[GOAL]: Without omitting anything, retype the data that follows.

Entries from a dataset:
☆ ☆ ☆ ☆

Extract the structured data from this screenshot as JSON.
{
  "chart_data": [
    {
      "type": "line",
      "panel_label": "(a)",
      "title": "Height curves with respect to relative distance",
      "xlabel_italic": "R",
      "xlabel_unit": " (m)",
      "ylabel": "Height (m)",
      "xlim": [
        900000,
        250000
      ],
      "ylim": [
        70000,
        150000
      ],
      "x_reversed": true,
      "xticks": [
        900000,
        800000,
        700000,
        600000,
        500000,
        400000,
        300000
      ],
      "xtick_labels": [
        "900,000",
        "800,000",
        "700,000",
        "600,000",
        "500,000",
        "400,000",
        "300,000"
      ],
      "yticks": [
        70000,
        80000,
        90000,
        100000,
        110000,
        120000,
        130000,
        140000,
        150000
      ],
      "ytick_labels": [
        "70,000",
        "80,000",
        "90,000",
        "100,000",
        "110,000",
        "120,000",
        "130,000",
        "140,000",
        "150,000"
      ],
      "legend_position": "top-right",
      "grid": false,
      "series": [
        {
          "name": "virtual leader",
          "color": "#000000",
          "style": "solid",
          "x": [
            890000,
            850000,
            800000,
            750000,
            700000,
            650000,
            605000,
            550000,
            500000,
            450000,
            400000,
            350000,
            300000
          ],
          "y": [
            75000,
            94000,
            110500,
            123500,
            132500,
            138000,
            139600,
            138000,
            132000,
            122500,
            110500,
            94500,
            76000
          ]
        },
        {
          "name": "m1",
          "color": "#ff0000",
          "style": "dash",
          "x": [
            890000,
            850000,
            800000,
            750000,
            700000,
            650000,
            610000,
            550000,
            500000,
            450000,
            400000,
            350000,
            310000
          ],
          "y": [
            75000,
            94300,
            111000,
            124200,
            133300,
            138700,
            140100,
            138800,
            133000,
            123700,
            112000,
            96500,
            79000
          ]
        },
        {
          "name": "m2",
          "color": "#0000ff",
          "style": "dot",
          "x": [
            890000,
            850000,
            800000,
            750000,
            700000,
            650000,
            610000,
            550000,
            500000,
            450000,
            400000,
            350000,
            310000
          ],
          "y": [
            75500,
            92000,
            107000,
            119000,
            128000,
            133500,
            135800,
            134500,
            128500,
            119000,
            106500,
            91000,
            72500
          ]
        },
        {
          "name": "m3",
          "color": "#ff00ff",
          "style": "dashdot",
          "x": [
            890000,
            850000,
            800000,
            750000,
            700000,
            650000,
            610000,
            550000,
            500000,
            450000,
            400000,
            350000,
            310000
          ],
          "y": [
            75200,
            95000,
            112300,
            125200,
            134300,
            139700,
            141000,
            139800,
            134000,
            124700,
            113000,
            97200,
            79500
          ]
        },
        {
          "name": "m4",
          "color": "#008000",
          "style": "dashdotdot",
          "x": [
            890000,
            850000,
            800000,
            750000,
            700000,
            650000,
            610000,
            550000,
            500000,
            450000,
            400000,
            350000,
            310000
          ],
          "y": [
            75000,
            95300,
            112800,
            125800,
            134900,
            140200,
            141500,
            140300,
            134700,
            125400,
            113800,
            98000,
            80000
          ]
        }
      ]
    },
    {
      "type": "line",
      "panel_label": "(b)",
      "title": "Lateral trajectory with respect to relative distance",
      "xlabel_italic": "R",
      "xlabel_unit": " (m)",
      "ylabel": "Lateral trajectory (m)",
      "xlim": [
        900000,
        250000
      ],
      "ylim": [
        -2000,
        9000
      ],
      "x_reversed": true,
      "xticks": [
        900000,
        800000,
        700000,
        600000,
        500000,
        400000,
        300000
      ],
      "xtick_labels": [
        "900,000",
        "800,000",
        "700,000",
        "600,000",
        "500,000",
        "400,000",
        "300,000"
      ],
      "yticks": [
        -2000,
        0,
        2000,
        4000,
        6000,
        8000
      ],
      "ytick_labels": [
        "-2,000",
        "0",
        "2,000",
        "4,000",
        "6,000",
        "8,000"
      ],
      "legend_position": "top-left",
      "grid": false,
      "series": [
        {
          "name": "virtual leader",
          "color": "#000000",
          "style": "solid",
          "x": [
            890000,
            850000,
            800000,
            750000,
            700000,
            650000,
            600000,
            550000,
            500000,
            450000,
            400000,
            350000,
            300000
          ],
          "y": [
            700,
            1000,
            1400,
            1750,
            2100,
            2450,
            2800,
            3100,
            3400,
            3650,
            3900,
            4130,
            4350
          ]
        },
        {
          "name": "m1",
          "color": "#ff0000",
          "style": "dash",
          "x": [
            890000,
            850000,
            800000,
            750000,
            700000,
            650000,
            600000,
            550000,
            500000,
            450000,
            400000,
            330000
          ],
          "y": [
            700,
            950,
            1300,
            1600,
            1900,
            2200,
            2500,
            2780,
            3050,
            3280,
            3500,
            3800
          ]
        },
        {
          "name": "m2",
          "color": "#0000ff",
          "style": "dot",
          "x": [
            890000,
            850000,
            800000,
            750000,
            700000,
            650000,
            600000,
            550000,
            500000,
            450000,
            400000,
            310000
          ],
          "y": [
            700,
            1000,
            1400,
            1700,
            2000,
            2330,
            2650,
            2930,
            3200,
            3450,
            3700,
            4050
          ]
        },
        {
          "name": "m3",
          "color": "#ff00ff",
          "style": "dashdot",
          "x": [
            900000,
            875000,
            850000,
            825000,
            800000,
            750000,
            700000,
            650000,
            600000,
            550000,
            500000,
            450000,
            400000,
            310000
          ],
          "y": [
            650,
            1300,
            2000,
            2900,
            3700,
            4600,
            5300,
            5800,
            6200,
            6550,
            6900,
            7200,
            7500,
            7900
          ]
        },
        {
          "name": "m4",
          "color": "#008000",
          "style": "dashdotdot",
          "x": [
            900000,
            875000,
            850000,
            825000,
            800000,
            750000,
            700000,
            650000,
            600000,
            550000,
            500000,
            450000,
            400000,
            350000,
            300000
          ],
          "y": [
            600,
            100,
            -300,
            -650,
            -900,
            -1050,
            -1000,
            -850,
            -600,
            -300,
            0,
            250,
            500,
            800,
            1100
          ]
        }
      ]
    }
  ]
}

☆ ☆ ☆ ☆

[CORRECT OUTPUT]:
Extract the structured data from this screenshot as JSON.
{
  "chart_data": [
    {
      "type": "line",
      "panel_label": "(a)",
      "title": "Height curves with respect to relative distance",
      "xlabel_italic": "R",
      "xlabel_unit": " (m)",
      "ylabel": "Height (m)",
      "xlim": [
        900000,
        250000
      ],
      "ylim": [
        70000,
        150000
      ],
      "x_reversed": true,
      "xticks": [
        900000,
        800000,
        700000,
        600000,
        500000,
        400000,
        300000
      ],
      "xtick_labels": [
        "900,000",
        "800,000",
        "700,000",
        "600,000",
        "500,000",
        "400,000",
        "300,000"
      ],
      "yticks": [
        70000,
        80000,
        90000,
        100000,
        110000,
        120000,
        130000,
        140000,
        150000
      ],
      "ytick_labels": [
        "70,000",
        "80,000",
        "90,000",
        "100,000",
        "110,000",
        "120,000",
        "130,000",
        "140,000",
        "150,000"
      ],
      "legend_position": "top-right",
      "grid": false,
      "series": [
        {
          "name": "virtual leader",
          "color": "#000000",
          "style": "solid",
          "x": [
            890000,
            850000,
            800000,
            750000,
            700000,
            650000,
            605000,
            550000,
            500000,
            450000,
            400000,
            350000,
            300000
          ],
          "y": [
            75000,
            94000,
            110500,
            123500,
            132500,
            138000,
            139600,
            138000,
            132000,
            122500,
            110500,
            94500,
            76000
          ]
        },
        {
          "name": "m1",
          "color": "#ff0000",
          "style": "dash",
          "x": [
            890000,
            850000,
            800000,
            750000,
            700000,
            650000,
            610000,
            550000,
            500000,
            450000,
            400000,
            350000,
            310000
          ],
          "y": [
            75000,
            94300,
            111000,
            124200,
            133300,
            138700,
            140100,
            138800,
            133000,
            123700,
            112000,
            96500,
            79000
          ]
        },
        {
          "name": "m2",
          "color": "#0000ff",
          "style": "dot",
          "x": [
            890000,
            850000,
            800000,
            750000,
            700000,
            650000,
            610000,
            550000,
            500000,
            450000,
            400000,
            350000,
            310000
          ],
          "y": [
            75500,
            92000,
            107000,
            119000,
            128000,
            133500,
            135800,
            134500,
            128500,
            119000,
            106500,
            91000,
            72500
          ]
        },
        {
          "name": "m3",
          "color": "#ff00ff",
          "style": "dashdot",
          "x": [
            890000,
            850000,
            800000,
            750000,
            700000,
            650000,
            610000,
            550000,
            500000,
            450000,
            400000,
            350000,
            310000
          ],
          "y": [
            75200,
            95000,
            112300,
            125200,
            134300,
            139700,
            141000,
            139800,
            134000,
            124700,
            113000,
            97200,
            79500
          ]
        },
        {
          "name": "m4",
          "color": "#008000",
          "style": "dashdotdot",
          "x": [
            890000,
            850000,
            800000,
            750000,
            700000,
            650000,
            610000,
            550000,
            500000,
            450000,
            400000,
            350000,
            310000
          ],
          "y": [
            75000,
            95300,
            112800,
            125800,
            134900,
            140200,
            141500,
            140300,
            134700,
            125400,
            113800,
            98000,
            80000
          ]
        }
      ]
    },
    {
      "type": "line",
      "panel_label": "(b)",
      "title": "Lateral trajectory with respect to relative distance",
      "xlabel_italic": "R",
      "xlabel_unit": " (m)",
      "ylabel": "Lateral trajectory (m)",
      "xlim": [
        900000,
        250000
      ],
      "ylim": [
        -2000,
        9000
      ],
      "x_reversed": true,
      "xticks": [
        900000,
        800000,
        700000,
        600000,
        500000,
        400000,
        300000
      ],
      "xtick_labels": [
        "900,000",
        "800,000",
        "700,000",
        "600,000",
        "500,000",
        "400,000",
        "300,000"
      ],
      "yticks": [
        -2000,
        0,
        2000,
        4000,
        6000,
        8000
      ],
      "ytick_labels": [
        "-2,000",
        "0",
        "2,000",
        "4,000",
        "6,000",
        "8,000"
      ],
      "legend_position": "top-left",
      "grid": false,
      "series": [
        {
          "name": "virtual leader",
          "color": "#000000",
          "style": "solid",
          "x": [
            890000,
            850000,
            800000,
            750000,
            700000,
            650000,
            600000,
            550000,
            500000,
            450000,
            400000,
            350000,
            300000
          ],
          "y": [
            700,
            1000,
            1400,
            1750,
            2100,
            2450,
            2800,
            3100,
            3400,
            3650,
            3900,
            4130,
            4350
          ]
        },
        {
          "name": "m1",
          "color": "#ff0000",
          "style": "dash",
          "x": [
            890000,
            850000,
            800000,
            750000,
            700000,
            650000,
            600000,
            550000,
            500000,
            450000,
            400000,
            330000
          ],
          "y": [
            700,
            950,
            1300,
            1600,
            1900,
            2200,
            2500,
            2780,
            3050,
            3280,
            3500,
            3800
          ]
        },
        {
          "name": "m2",
          "color": "#0000ff",
          "style": "dot",
          "x": [
            890000,
            850000,
            800000,
            750000,
            700000,
            650000,
            600000,
            550000,
            500000,
            450000,
            400000,
            310000
          ],
          "y": [
            700,
            1000,
            1400,
            1700,
            2000,
            2330,
            2650,
            2930,
            3200,
            3450,
            3700,
            4050
          ]
        },
        {
          "name": "m3",
          "color": "#ff00ff",
          "style": "dashdot",
          "x": [
            900000,
            875000,
            850000,
            825000,
            800000,
            750000,
            700000,
            650000,
            600000,
            550000,
            500000,
            450000,
            400000,
            310000
          ],
          "y": [
            650,
            1300,
            2000,
            2900,
            3700,
            4600,
            5300,
            5800,
            6200,
            6550,
            6900,
            7200,
            7500,
            7900
          ]
        },
        {
          "name": "m4",
          "color": "#008000",
          "style": "dashdotdot",
          "x": [
            900000,
            875000,
            850000,
            825000,
            800000,
            750000,
            700000,
            650000,
            600000,
            550000,
            500000,
            450000,
            400000,
            350000,
            300000
          ],
          "y": [
            600,
            100,
            -300,
            -650,
            -900,
            -1050,
            -1000,
            -850,
            -600,
            -300,
            0,
            250,
            500,
            800,
            1100
          ]
        }
      ]
    }
  ]
}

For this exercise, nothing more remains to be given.